Dataset items.
------

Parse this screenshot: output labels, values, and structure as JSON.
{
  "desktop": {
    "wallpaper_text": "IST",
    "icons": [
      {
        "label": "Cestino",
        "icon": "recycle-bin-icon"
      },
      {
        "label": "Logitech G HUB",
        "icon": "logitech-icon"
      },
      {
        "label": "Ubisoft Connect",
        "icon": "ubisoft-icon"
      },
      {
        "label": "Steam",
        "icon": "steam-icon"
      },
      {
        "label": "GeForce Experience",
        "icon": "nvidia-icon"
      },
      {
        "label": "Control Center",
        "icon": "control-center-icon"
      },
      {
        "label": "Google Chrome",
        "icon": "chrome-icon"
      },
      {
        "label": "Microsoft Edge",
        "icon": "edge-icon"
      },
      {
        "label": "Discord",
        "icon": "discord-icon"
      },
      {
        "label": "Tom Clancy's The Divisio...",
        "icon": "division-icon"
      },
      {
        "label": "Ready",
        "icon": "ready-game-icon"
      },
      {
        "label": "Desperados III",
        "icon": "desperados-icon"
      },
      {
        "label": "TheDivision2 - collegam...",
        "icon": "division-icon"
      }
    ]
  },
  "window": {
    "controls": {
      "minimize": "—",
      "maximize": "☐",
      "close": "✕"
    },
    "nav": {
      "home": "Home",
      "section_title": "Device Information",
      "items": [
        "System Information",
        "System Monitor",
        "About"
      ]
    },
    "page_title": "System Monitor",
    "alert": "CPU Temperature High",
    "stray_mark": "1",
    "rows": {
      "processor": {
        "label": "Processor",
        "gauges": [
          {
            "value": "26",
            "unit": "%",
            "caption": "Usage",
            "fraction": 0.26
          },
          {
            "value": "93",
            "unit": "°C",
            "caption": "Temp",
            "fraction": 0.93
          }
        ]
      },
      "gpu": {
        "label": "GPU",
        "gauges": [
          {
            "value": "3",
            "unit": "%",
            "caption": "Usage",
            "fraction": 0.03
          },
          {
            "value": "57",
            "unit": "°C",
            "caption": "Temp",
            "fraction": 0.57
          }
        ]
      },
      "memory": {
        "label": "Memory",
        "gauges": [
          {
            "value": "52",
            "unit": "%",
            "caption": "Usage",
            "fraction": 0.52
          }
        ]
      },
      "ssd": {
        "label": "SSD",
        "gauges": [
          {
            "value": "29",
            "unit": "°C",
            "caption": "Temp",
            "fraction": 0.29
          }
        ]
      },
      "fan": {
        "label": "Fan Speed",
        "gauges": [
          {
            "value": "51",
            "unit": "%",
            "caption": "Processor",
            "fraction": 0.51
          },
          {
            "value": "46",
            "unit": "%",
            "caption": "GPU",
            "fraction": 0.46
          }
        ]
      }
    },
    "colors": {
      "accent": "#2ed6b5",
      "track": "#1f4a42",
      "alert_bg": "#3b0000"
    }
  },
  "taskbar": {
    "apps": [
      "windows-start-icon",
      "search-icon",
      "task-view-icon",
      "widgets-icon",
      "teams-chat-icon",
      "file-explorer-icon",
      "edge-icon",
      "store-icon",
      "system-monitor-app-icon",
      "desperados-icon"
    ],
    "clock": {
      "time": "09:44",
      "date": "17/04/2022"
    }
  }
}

------

Short exercise. Copy all the lines, exactly.

Reply to the task.
Parse this screenshot: output labels, values, and structure as JSON.
{
  "desktop": {
    "wallpaper_text": "IST",
    "icons": [
      {
        "label": "Cestino",
        "icon": "recycle-bin-icon"
      },
      {
        "label": "Logitech G HUB",
        "icon": "logitech-icon"
      },
      {
        "label": "Ubisoft Connect",
        "icon": "ubisoft-icon"
      },
      {
        "label": "Steam",
        "icon": "steam-icon"
      },
      {
        "label": "GeForce Experience",
        "icon": "nvidia-icon"
      },
      {
        "label": "Control Center",
        "icon": "control-center-icon"
      },
      {
        "label": "Google Chrome",
        "icon": "chrome-icon"
      },
      {
        "label": "Microsoft Edge",
        "icon": "edge-icon"
      },
      {
        "label": "Discord",
        "icon": "discord-icon"
      },
      {
        "label": "Tom Clancy's The Divisio...",
        "icon": "division-icon"
      },
      {
        "label": "Ready",
        "icon": "ready-game-icon"
      },
      {
        "label": "Desperados III",
        "icon": "desperados-icon"
      },
      {
        "label": "TheDivision2 - collegam...",
        "icon": "division-icon"
      }
    ]
  },
  "window": {
    "controls": {
      "minimize": "—",
      "maximize": "☐",
      "close": "✕"
    },
    "nav": {
      "home": "Home",
      "section_title": "Device Information",
      "items": [
        "System Information",
        "System Monitor",
        "About"
      ]
    },
    "page_title": "System Monitor",
    "alert": "CPU Temperature High",
    "stray_mark": "1",
    "rows": {
      "processor": {
        "label": "Processor",
        "gauges": [
          {
            "value": "26",
            "unit": "%",
            "caption": "Usage",
            "fraction": 0.26
          },
          {
            "value": "93",
            "unit": "°C",
            "caption": "Temp",
            "fraction": 0.93
          }
        ]
      },
      "gpu": {
        "label": "GPU",
        "gauges": [
          {
            "value": "3",
            "unit": "%",
            "caption": "Usage",
            "fraction": 0.03
          },
          {
            "value": "57",
            "unit": "°C",
            "caption": "Temp",
            "fraction": 0.57
          }
        ]
      },
      "memory": {
        "label": "Memory",
        "gauges": [
          {
            "value": "52",
            "unit": "%",
            "caption": "Usage",
            "fraction": 0.52
          }
        ]
      },
      "ssd": {
        "label": "SSD",
        "gauges": [
          {
            "value": "29",
            "unit": "°C",
            "caption": "Temp",
            "fraction": 0.29
          }
        ]
      },
      "fan": {
        "label": "Fan Speed",
        "gauges": [
          {
            "value": "51",
            "unit": "%",
            "caption": "Processor",
            "fraction": 0.51
          },
          {
            "value": "46",
            "unit": "%",
            "caption": "GPU",
            "fraction": 0.46
          }
        ]
      }
    },
    "colors": {
      "accent": "#2ed6b5",
      "track": "#1f4a42",
      "alert_bg": "#3b0000"
    }
  },
  "taskbar": {
    "apps": [
      "windows-start-icon",
      "search-icon",
      "task-view-icon",
      "widgets-icon",
      "teams-chat-icon",
      "file-explorer-icon",
      "edge-icon",
      "store-icon",
      "system-monitor-app-icon",
      "desperados-icon"
    ],
    "clock": {
      "time": "09:44",
      "date": "17/04/2022"
    }
  }
}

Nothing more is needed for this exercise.